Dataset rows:
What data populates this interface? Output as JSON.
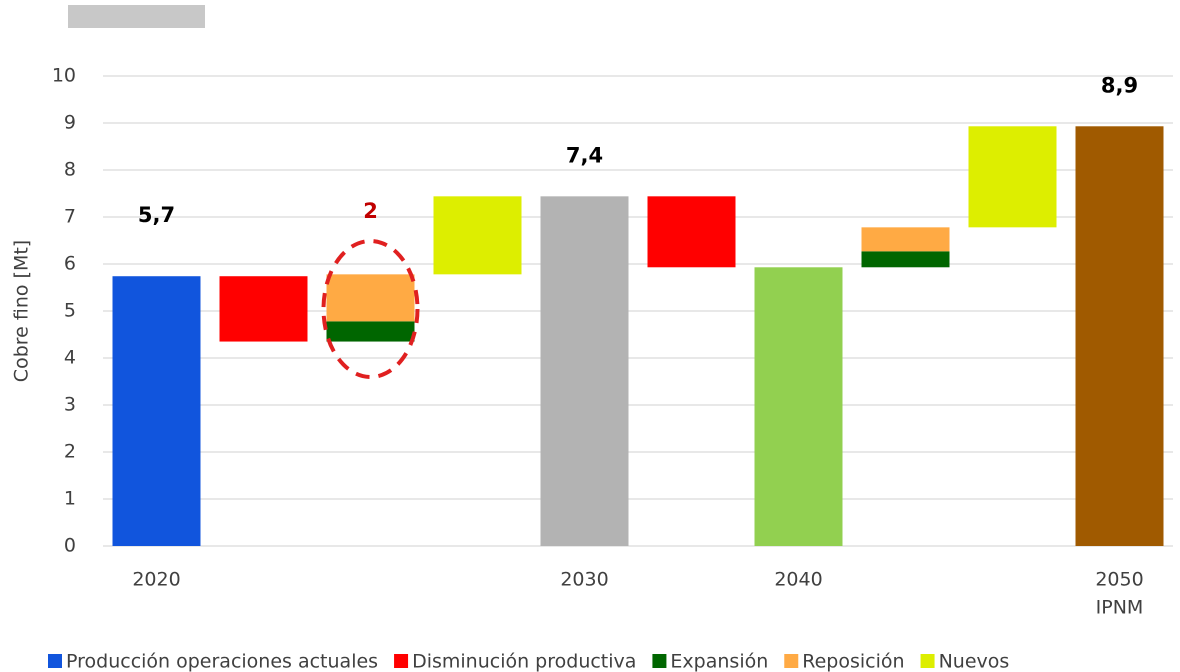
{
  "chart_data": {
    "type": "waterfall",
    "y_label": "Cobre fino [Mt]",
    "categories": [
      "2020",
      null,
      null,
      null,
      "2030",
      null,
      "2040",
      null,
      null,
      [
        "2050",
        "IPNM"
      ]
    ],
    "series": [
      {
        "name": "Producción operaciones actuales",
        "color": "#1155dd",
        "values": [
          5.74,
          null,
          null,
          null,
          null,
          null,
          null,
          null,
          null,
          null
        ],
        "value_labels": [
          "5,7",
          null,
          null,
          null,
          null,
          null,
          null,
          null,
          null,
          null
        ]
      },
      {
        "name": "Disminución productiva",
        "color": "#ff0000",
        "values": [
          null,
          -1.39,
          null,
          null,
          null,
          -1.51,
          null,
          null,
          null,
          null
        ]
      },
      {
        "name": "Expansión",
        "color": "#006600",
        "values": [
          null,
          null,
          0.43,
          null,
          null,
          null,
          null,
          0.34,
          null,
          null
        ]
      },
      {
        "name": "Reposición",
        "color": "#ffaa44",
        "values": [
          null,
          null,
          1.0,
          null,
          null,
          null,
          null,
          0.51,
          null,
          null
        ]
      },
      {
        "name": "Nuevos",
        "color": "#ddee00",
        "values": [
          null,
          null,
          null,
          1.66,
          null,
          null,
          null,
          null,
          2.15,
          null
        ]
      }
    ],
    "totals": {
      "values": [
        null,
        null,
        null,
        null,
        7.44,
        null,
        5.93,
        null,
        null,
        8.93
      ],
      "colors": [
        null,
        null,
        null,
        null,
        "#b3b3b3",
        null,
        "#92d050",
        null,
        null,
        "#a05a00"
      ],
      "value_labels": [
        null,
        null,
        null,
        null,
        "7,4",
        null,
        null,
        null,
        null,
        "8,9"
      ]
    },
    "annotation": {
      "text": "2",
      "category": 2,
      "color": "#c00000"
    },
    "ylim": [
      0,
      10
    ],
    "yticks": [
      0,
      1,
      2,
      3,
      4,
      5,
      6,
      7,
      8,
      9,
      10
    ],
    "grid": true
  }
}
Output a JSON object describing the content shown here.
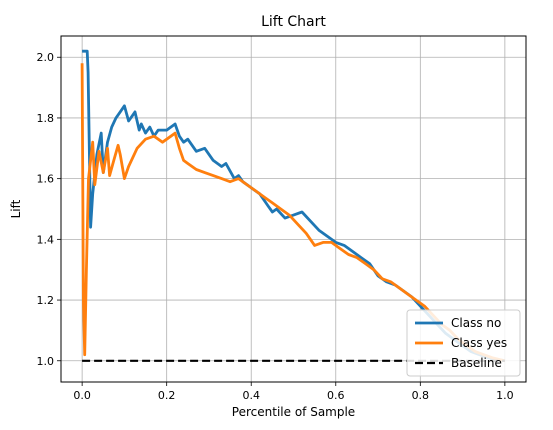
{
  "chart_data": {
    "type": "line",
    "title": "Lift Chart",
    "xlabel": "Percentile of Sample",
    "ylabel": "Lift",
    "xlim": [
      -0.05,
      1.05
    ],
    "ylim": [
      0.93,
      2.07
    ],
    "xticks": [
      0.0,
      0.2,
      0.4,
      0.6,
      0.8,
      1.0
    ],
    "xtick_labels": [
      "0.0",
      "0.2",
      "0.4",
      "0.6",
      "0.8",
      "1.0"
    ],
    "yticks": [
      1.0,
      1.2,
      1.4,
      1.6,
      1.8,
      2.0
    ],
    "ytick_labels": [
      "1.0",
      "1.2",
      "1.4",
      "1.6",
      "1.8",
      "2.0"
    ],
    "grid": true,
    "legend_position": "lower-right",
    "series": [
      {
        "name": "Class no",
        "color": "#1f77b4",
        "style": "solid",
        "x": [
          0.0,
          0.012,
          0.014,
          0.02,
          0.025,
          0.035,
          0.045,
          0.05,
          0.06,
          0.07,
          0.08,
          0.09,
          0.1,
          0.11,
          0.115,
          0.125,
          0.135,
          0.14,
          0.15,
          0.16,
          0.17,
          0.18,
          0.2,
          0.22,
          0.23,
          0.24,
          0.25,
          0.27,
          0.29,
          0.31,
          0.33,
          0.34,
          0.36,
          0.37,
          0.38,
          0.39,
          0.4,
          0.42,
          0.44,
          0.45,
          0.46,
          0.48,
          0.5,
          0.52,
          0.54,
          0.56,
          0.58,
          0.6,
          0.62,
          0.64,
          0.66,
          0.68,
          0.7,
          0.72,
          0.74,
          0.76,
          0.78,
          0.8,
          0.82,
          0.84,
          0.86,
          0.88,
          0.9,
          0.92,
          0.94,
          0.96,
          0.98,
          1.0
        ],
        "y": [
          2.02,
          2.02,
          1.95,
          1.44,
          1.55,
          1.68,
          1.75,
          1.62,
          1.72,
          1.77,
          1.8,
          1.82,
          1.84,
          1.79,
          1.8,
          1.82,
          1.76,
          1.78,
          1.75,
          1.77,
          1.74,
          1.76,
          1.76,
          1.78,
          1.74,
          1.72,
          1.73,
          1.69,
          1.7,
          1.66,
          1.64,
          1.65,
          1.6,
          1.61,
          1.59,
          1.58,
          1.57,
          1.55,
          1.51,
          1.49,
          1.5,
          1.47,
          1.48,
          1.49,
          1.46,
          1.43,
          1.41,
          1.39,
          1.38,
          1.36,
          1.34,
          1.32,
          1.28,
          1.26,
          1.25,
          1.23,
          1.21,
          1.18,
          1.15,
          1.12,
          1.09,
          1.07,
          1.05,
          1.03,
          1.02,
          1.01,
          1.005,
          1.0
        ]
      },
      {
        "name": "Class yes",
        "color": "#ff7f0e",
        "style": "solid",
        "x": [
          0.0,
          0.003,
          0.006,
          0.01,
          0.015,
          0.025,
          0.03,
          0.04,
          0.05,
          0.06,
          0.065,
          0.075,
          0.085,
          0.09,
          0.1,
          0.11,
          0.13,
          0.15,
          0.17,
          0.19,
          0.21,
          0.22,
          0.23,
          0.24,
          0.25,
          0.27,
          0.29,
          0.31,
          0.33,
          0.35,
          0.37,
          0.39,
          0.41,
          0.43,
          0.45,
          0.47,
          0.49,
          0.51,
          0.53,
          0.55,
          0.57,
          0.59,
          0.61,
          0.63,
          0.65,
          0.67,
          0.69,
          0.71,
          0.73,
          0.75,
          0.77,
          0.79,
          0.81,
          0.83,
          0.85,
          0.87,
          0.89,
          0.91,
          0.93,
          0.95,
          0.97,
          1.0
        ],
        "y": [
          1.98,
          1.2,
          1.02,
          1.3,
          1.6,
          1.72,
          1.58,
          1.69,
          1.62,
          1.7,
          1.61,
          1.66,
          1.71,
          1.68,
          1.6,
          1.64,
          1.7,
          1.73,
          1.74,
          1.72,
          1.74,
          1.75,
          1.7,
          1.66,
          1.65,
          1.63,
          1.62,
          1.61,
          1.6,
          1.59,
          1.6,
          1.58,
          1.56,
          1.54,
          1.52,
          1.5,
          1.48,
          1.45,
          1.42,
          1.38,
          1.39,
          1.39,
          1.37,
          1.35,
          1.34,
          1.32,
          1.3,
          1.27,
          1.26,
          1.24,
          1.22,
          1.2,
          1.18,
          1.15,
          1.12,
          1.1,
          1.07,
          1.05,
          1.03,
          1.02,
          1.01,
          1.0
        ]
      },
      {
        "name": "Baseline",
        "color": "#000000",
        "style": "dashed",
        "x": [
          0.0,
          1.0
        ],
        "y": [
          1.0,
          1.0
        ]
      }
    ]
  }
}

...

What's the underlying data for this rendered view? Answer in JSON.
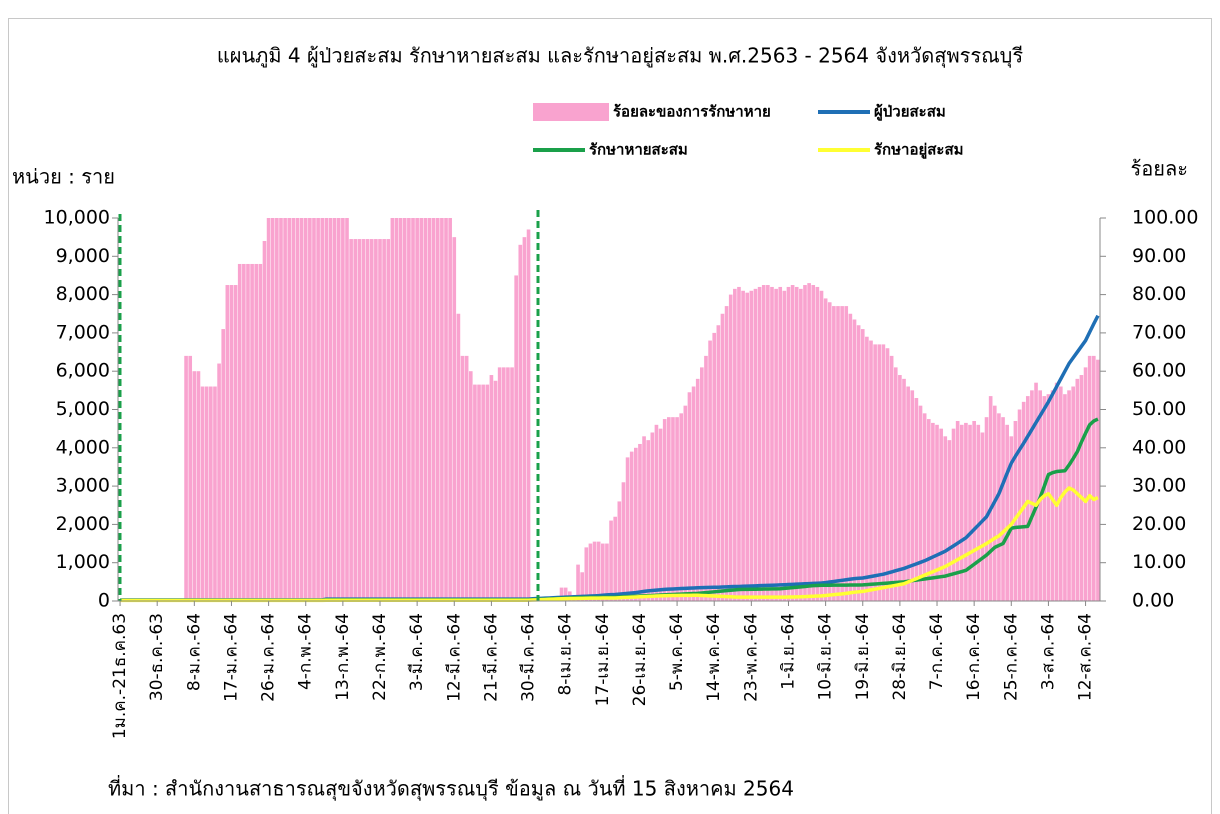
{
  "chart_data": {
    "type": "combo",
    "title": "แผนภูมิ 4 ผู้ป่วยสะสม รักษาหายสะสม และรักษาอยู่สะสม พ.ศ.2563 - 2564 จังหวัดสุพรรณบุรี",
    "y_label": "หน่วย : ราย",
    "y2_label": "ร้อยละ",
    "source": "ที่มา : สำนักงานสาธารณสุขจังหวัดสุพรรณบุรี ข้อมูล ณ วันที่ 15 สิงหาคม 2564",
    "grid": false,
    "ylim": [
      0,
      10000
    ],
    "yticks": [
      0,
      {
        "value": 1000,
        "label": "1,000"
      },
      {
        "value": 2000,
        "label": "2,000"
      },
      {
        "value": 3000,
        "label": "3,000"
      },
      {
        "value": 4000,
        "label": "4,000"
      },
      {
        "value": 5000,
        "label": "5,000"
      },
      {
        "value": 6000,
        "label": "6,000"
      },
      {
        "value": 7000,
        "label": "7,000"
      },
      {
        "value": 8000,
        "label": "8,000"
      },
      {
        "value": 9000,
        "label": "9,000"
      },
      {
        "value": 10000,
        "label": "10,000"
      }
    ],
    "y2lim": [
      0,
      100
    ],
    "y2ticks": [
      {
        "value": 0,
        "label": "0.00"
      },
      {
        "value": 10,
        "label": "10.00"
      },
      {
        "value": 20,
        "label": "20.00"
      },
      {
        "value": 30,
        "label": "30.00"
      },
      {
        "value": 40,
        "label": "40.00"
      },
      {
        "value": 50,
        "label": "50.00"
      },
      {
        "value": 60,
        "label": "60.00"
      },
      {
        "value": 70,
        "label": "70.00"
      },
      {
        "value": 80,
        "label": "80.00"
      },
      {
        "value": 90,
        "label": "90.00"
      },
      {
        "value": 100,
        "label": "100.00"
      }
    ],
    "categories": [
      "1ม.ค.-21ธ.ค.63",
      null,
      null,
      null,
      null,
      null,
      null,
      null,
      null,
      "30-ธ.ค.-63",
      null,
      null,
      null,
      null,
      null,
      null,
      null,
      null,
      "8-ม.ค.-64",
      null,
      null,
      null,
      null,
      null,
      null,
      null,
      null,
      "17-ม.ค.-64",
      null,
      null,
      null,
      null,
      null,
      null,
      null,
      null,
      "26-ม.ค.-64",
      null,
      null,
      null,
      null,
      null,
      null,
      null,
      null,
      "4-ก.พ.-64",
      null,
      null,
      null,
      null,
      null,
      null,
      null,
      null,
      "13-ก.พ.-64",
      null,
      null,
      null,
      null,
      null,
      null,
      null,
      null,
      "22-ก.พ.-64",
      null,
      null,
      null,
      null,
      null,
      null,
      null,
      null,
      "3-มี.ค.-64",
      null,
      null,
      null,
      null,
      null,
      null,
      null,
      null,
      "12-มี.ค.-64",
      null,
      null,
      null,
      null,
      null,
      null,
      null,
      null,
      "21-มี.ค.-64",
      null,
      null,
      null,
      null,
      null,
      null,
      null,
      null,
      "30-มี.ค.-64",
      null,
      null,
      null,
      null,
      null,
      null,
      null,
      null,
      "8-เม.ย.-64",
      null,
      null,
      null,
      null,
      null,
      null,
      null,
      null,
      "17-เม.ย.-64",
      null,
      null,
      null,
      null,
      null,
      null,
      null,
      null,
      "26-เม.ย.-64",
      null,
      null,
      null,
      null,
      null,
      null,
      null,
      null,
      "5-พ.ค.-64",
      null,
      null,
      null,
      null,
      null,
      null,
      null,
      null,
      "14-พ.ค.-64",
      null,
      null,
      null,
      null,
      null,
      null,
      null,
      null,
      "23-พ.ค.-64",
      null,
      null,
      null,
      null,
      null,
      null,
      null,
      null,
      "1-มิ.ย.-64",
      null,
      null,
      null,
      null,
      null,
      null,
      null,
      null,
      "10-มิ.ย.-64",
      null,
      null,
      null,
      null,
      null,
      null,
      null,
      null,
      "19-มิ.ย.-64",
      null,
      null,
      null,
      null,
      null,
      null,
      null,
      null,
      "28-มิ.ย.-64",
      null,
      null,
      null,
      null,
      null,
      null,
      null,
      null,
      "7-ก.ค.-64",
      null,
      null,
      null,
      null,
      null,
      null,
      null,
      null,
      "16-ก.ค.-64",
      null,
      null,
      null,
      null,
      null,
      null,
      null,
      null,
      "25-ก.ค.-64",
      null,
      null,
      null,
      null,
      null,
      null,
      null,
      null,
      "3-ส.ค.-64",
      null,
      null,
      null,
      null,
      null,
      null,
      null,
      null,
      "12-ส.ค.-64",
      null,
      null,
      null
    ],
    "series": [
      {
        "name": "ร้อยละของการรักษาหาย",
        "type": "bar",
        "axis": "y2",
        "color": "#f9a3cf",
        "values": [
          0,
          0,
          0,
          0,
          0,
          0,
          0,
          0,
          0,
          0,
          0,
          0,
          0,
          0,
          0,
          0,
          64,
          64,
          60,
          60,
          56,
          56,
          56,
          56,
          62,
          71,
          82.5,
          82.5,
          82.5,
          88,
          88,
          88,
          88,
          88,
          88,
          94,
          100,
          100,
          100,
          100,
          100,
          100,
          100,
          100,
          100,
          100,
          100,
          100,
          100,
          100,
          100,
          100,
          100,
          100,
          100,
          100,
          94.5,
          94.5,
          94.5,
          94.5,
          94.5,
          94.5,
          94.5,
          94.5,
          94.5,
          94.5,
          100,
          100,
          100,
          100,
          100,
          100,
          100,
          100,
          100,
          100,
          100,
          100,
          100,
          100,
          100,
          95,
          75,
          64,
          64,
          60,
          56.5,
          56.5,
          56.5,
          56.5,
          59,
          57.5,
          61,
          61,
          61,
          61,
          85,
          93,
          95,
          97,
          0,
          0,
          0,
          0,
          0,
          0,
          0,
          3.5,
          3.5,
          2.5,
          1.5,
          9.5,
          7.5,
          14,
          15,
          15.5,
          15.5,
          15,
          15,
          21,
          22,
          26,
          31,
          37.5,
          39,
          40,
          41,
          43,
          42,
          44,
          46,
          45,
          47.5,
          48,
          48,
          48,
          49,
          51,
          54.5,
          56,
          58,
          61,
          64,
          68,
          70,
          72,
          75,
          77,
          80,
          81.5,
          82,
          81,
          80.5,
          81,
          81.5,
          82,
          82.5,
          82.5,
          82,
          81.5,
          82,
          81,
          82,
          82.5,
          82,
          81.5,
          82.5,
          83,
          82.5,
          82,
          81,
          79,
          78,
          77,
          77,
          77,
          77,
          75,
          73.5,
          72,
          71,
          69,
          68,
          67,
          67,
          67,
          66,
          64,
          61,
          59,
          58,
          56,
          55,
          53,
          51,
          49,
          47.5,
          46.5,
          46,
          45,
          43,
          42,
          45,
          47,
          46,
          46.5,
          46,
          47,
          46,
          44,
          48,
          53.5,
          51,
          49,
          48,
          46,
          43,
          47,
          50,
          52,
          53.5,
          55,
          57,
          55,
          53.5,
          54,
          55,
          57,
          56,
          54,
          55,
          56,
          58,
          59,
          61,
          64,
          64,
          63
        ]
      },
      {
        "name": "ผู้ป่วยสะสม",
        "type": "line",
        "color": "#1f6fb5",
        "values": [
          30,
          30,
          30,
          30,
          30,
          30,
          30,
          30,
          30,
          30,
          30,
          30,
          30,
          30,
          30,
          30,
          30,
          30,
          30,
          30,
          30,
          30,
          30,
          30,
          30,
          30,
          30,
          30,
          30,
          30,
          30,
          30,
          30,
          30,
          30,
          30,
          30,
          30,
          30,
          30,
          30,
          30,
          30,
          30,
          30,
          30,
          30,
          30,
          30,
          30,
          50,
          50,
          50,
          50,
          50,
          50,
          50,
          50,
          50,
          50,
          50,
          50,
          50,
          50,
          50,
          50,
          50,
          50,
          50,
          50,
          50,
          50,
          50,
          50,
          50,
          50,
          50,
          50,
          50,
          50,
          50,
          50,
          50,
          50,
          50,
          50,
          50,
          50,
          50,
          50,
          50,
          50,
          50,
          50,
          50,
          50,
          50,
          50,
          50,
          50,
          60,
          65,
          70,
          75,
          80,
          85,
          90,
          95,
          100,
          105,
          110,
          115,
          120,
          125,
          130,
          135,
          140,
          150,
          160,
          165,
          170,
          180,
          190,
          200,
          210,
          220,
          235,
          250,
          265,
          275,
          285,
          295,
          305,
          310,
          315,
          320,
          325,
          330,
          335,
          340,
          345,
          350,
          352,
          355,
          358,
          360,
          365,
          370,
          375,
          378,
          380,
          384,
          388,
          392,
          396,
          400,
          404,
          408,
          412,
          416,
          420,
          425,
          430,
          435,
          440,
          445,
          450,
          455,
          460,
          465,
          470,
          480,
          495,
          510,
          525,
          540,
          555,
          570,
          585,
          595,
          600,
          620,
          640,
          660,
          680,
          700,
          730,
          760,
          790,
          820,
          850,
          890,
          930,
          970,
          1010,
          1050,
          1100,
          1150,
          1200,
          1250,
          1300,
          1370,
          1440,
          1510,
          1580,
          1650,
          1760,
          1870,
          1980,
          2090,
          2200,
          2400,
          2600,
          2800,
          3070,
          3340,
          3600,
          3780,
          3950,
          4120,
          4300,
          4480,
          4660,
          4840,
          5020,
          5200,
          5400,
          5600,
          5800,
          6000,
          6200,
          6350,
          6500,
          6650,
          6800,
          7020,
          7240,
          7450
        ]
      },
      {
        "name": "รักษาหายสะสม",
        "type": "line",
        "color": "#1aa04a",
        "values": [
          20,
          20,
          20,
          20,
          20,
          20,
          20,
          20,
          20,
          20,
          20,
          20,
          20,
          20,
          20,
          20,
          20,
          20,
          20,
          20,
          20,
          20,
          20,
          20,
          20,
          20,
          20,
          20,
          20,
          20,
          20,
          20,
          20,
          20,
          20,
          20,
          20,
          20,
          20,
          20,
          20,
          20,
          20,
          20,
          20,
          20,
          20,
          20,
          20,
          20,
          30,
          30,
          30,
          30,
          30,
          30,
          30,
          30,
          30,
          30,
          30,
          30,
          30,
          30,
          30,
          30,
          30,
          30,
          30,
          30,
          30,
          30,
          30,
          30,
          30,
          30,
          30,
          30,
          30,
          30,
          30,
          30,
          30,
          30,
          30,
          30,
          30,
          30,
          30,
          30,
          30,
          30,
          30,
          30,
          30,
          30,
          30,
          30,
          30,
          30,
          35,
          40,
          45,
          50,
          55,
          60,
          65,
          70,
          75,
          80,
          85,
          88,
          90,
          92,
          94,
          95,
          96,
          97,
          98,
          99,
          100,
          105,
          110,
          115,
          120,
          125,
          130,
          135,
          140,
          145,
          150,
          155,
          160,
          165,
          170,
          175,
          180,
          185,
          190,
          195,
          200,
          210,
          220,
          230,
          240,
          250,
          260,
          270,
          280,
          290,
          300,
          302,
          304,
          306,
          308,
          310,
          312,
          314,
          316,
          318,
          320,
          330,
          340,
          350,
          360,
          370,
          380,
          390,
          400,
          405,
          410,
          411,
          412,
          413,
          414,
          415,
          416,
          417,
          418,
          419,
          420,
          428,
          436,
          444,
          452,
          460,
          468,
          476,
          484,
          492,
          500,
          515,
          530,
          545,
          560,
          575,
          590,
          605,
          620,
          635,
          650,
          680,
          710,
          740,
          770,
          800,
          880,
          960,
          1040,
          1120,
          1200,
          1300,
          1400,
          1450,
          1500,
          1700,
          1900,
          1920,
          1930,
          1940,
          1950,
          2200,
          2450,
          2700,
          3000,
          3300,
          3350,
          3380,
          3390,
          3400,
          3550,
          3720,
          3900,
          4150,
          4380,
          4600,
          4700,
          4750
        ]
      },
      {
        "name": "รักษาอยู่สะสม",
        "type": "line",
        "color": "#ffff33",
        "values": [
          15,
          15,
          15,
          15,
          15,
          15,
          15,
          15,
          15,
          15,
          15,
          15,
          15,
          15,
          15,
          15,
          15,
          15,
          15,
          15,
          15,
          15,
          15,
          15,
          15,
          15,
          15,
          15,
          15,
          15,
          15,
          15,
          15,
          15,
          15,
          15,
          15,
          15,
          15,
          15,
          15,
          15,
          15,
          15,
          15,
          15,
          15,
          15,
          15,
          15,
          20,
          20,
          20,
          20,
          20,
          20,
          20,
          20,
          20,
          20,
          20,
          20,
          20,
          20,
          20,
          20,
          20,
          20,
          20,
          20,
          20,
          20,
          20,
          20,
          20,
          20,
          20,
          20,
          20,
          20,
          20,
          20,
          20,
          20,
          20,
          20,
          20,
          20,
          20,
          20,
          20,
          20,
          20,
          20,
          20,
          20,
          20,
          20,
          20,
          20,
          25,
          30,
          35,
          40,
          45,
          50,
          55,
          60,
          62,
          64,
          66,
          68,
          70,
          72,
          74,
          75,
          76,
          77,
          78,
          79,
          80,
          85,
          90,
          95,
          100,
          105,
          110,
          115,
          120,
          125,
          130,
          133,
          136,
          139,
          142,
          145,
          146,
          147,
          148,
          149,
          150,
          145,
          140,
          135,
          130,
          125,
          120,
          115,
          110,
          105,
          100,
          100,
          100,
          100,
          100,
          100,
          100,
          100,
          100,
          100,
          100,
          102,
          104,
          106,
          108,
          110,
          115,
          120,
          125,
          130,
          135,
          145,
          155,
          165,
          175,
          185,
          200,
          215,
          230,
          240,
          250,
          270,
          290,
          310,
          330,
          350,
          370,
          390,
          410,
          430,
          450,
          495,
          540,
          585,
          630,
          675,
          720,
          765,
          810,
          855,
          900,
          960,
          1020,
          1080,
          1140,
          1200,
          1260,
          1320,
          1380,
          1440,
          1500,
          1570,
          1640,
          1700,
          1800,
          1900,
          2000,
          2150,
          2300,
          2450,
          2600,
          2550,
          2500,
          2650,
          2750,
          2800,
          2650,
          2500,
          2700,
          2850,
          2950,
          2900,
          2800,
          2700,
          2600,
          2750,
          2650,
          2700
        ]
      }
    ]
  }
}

Goal:
Return each full line of the entries that contains the word "title".

Exercise output:
    "title": "Lift Chart",
    "title": "แผนภูมิ 4 ผู้ป่วยสะสม รักษาหายสะสม และรักษาอยู่สะสม พ.ศ.2563 - 2564 จังหวัดสุพรรณบุรี",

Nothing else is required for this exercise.